▸ **What to do**: Exactly repeat all the records below, omitting the images they hold.

▸ **Records supplied**:
.....

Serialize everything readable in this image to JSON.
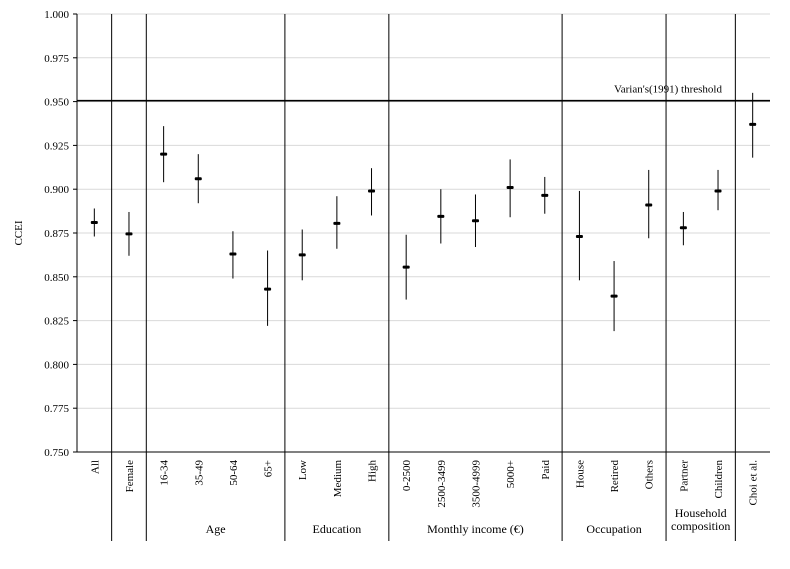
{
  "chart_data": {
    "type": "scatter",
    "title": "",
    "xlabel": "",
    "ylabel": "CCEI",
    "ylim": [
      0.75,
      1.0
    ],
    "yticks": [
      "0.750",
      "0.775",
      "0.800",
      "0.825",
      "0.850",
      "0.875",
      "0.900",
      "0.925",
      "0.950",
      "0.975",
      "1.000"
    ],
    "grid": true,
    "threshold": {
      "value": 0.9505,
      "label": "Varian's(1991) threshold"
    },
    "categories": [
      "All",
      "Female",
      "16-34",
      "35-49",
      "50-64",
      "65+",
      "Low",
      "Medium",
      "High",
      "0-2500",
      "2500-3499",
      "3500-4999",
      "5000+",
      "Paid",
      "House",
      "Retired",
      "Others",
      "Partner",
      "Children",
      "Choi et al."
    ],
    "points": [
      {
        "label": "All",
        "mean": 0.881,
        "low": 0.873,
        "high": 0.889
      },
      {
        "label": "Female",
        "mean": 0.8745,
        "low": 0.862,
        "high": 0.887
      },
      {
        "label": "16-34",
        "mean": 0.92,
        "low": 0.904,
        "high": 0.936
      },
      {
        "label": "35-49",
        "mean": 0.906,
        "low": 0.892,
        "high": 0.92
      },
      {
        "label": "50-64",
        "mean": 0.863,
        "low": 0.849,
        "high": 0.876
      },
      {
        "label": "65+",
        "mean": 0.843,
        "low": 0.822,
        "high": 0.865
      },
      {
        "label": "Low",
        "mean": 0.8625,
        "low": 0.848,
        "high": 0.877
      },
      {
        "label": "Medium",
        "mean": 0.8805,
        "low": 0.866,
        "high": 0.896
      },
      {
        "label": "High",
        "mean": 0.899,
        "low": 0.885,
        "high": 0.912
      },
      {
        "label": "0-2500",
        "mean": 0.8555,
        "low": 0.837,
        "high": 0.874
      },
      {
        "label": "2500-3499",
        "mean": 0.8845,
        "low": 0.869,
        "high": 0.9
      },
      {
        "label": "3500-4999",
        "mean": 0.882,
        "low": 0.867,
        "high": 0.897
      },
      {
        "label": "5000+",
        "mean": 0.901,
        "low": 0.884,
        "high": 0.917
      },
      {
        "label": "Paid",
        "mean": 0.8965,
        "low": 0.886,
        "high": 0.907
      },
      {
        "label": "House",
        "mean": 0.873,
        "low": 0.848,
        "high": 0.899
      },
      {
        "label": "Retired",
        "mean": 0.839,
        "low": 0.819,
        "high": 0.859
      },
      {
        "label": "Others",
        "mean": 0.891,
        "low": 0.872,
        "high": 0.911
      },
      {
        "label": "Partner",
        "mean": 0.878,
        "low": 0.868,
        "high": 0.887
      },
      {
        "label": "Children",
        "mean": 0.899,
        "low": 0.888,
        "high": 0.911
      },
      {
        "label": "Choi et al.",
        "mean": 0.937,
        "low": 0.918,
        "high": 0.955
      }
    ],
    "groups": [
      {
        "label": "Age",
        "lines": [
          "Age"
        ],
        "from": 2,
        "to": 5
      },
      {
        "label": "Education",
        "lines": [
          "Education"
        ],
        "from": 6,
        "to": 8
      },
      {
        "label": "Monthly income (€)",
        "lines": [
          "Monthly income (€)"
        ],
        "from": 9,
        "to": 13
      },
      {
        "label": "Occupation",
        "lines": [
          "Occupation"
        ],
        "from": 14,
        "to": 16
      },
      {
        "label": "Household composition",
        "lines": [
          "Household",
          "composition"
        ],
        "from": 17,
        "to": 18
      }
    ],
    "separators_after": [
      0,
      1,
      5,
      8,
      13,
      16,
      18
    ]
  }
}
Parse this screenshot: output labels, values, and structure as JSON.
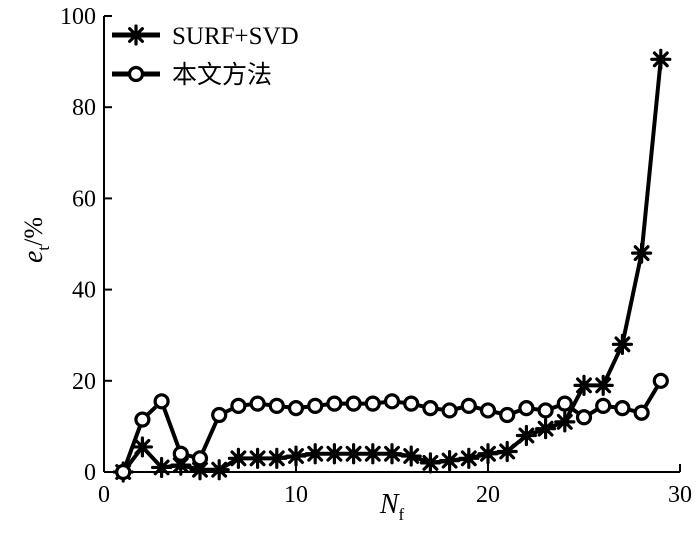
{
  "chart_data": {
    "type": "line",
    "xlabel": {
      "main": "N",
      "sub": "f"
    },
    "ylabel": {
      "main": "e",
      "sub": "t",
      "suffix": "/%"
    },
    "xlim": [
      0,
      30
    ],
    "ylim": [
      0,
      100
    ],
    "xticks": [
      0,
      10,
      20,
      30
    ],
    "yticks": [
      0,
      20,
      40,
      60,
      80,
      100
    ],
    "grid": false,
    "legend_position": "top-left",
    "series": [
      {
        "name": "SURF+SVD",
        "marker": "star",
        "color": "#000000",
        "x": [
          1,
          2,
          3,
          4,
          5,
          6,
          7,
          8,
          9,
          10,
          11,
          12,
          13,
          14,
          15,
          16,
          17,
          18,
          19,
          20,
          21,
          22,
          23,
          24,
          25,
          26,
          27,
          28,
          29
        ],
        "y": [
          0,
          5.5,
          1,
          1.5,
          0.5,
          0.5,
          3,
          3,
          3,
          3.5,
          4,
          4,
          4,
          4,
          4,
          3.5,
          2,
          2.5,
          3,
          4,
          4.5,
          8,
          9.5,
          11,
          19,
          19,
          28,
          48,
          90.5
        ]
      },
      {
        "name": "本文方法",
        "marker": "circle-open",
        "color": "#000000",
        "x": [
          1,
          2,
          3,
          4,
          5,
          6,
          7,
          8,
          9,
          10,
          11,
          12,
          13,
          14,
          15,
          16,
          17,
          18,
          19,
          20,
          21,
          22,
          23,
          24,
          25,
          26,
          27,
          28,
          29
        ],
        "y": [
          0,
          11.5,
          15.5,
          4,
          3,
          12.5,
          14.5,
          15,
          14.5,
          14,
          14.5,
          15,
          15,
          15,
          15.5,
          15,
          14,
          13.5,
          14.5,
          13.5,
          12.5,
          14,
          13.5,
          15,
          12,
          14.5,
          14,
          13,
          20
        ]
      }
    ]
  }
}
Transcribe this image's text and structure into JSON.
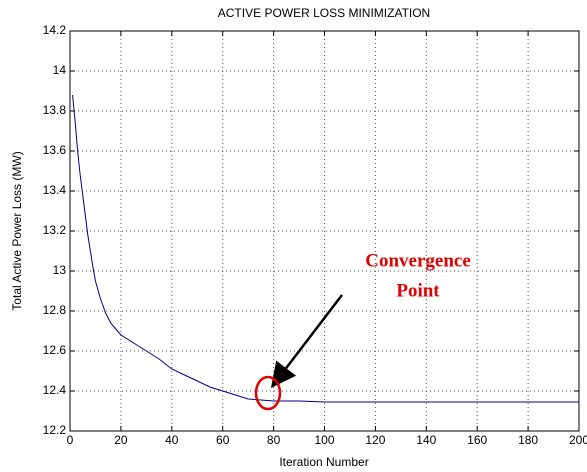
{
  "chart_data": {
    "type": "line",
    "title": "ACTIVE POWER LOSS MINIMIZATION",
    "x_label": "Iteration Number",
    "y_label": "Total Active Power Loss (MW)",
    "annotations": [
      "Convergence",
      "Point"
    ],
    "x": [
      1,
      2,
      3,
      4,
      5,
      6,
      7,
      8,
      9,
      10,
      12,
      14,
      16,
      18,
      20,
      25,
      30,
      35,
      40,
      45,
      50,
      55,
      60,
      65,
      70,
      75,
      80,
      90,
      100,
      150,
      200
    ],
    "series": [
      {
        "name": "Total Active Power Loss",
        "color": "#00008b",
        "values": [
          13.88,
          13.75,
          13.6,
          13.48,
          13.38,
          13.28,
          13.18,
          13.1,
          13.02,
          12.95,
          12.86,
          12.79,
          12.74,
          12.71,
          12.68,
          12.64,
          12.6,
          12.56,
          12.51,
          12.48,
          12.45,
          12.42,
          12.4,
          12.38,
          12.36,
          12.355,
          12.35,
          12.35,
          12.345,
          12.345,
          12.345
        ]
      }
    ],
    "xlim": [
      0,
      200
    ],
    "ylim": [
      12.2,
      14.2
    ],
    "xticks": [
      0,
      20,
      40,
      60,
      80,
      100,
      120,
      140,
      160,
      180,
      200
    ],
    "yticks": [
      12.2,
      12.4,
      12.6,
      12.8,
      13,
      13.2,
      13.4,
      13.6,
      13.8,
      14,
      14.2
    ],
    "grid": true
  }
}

.....

▸ **Result**:
Serialize everything readable in this image to JSON.
{
  "chart_data": {
    "type": "scatter",
    "title": "",
    "xlabel": "",
    "ylabel": "CCEI",
    "ylim": [
      0.75,
      1.0
    ],
    "yticks": [
      "0.750",
      "0.775",
      "0.800",
      "0.825",
      "0.850",
      "0.875",
      "0.900",
      "0.925",
      "0.950",
      "0.975",
      "1.000"
    ],
    "grid": true,
    "threshold": {
      "value": 0.9505,
      "label": "Varian's(1991) threshold"
    },
    "categories": [
      "All",
      "Female",
      "16-34",
      "35-49",
      "50-64",
      "65+",
      "Low",
      "Medium",
      "High",
      "0-2500",
      "2500-3499",
      "3500-4999",
      "5000+",
      "Paid",
      "House",
      "Retired",
      "Others",
      "Partner",
      "Children",
      "Choi et al."
    ],
    "points": [
      {
        "label": "All",
        "mean": 0.881,
        "low": 0.873,
        "high": 0.889
      },
      {
        "label": "Female",
        "mean": 0.8745,
        "low": 0.862,
        "high": 0.887
      },
      {
        "label": "16-34",
        "mean": 0.92,
        "low": 0.904,
        "high": 0.936
      },
      {
        "label": "35-49",
        "mean": 0.906,
        "low": 0.892,
        "high": 0.92
      },
      {
        "label": "50-64",
        "mean": 0.863,
        "low": 0.849,
        "high": 0.876
      },
      {
        "label": "65+",
        "mean": 0.843,
        "low": 0.822,
        "high": 0.865
      },
      {
        "label": "Low",
        "mean": 0.8625,
        "low": 0.848,
        "high": 0.877
      },
      {
        "label": "Medium",
        "mean": 0.8805,
        "low": 0.866,
        "high": 0.896
      },
      {
        "label": "High",
        "mean": 0.899,
        "low": 0.885,
        "high": 0.912
      },
      {
        "label": "0-2500",
        "mean": 0.8555,
        "low": 0.837,
        "high": 0.874
      },
      {
        "label": "2500-3499",
        "mean": 0.8845,
        "low": 0.869,
        "high": 0.9
      },
      {
        "label": "3500-4999",
        "mean": 0.882,
        "low": 0.867,
        "high": 0.897
      },
      {
        "label": "5000+",
        "mean": 0.901,
        "low": 0.884,
        "high": 0.917
      },
      {
        "label": "Paid",
        "mean": 0.8965,
        "low": 0.886,
        "high": 0.907
      },
      {
        "label": "House",
        "mean": 0.873,
        "low": 0.848,
        "high": 0.899
      },
      {
        "label": "Retired",
        "mean": 0.839,
        "low": 0.819,
        "high": 0.859
      },
      {
        "label": "Others",
        "mean": 0.891,
        "low": 0.872,
        "high": 0.911
      },
      {
        "label": "Partner",
        "mean": 0.878,
        "low": 0.868,
        "high": 0.887
      },
      {
        "label": "Children",
        "mean": 0.899,
        "low": 0.888,
        "high": 0.911
      },
      {
        "label": "Choi et al.",
        "mean": 0.937,
        "low": 0.918,
        "high": 0.955
      }
    ],
    "groups": [
      {
        "label": "Age",
        "lines": [
          "Age"
        ],
        "from": 2,
        "to": 5
      },
      {
        "label": "Education",
        "lines": [
          "Education"
        ],
        "from": 6,
        "to": 8
      },
      {
        "label": "Monthly income (€)",
        "lines": [
          "Monthly income (€)"
        ],
        "from": 9,
        "to": 13
      },
      {
        "label": "Occupation",
        "lines": [
          "Occupation"
        ],
        "from": 14,
        "to": 16
      },
      {
        "label": "Household composition",
        "lines": [
          "Household",
          "composition"
        ],
        "from": 17,
        "to": 18
      }
    ],
    "separators_after": [
      0,
      1,
      5,
      8,
      13,
      16,
      18
    ]
  }
}
Parse this screenshot: output labels, values, and structure as JSON.
{
  "chart_data": {
    "type": "line",
    "xlabel": {
      "main": "N",
      "sub": "f"
    },
    "ylabel": {
      "main": "e",
      "sub": "t",
      "suffix": "/%"
    },
    "xlim": [
      0,
      30
    ],
    "ylim": [
      0,
      100
    ],
    "xticks": [
      0,
      10,
      20,
      30
    ],
    "yticks": [
      0,
      20,
      40,
      60,
      80,
      100
    ],
    "grid": false,
    "legend_position": "top-left",
    "series": [
      {
        "name": "SURF+SVD",
        "marker": "star",
        "color": "#000000",
        "x": [
          1,
          2,
          3,
          4,
          5,
          6,
          7,
          8,
          9,
          10,
          11,
          12,
          13,
          14,
          15,
          16,
          17,
          18,
          19,
          20,
          21,
          22,
          23,
          24,
          25,
          26,
          27,
          28,
          29
        ],
        "y": [
          0,
          5.5,
          1,
          1.5,
          0.5,
          0.5,
          3,
          3,
          3,
          3.5,
          4,
          4,
          4,
          4,
          4,
          3.5,
          2,
          2.5,
          3,
          4,
          4.5,
          8,
          9.5,
          11,
          19,
          19,
          28,
          48,
          90.5
        ]
      },
      {
        "name": "本文方法",
        "marker": "circle-open",
        "color": "#000000",
        "x": [
          1,
          2,
          3,
          4,
          5,
          6,
          7,
          8,
          9,
          10,
          11,
          12,
          13,
          14,
          15,
          16,
          17,
          18,
          19,
          20,
          21,
          22,
          23,
          24,
          25,
          26,
          27,
          28,
          29
        ],
        "y": [
          0,
          11.5,
          15.5,
          4,
          3,
          12.5,
          14.5,
          15,
          14.5,
          14,
          14.5,
          15,
          15,
          15,
          15.5,
          15,
          14,
          13.5,
          14.5,
          13.5,
          12.5,
          14,
          13.5,
          15,
          12,
          14.5,
          14,
          13,
          20
        ]
      }
    ]
  }
}
Transcribe this image's text and structure into JSON.
{
  "chart_data": {
    "type": "line",
    "title": "ACTIVE POWER LOSS MINIMIZATION",
    "x_label": "Iteration Number",
    "y_label": "Total Active Power Loss (MW)",
    "annotations": [
      "Convergence",
      "Point"
    ],
    "x": [
      1,
      2,
      3,
      4,
      5,
      6,
      7,
      8,
      9,
      10,
      12,
      14,
      16,
      18,
      20,
      25,
      30,
      35,
      40,
      45,
      50,
      55,
      60,
      65,
      70,
      75,
      80,
      90,
      100,
      150,
      200
    ],
    "series": [
      {
        "name": "Total Active Power Loss",
        "color": "#00008b",
        "values": [
          13.88,
          13.75,
          13.6,
          13.48,
          13.38,
          13.28,
          13.18,
          13.1,
          13.02,
          12.95,
          12.86,
          12.79,
          12.74,
          12.71,
          12.68,
          12.64,
          12.6,
          12.56,
          12.51,
          12.48,
          12.45,
          12.42,
          12.4,
          12.38,
          12.36,
          12.355,
          12.35,
          12.35,
          12.345,
          12.345,
          12.345
        ]
      }
    ],
    "xlim": [
      0,
      200
    ],
    "ylim": [
      12.2,
      14.2
    ],
    "xticks": [
      0,
      20,
      40,
      60,
      80,
      100,
      120,
      140,
      160,
      180,
      200
    ],
    "yticks": [
      12.2,
      12.4,
      12.6,
      12.8,
      13,
      13.2,
      13.4,
      13.6,
      13.8,
      14,
      14.2
    ],
    "grid": true
  }
}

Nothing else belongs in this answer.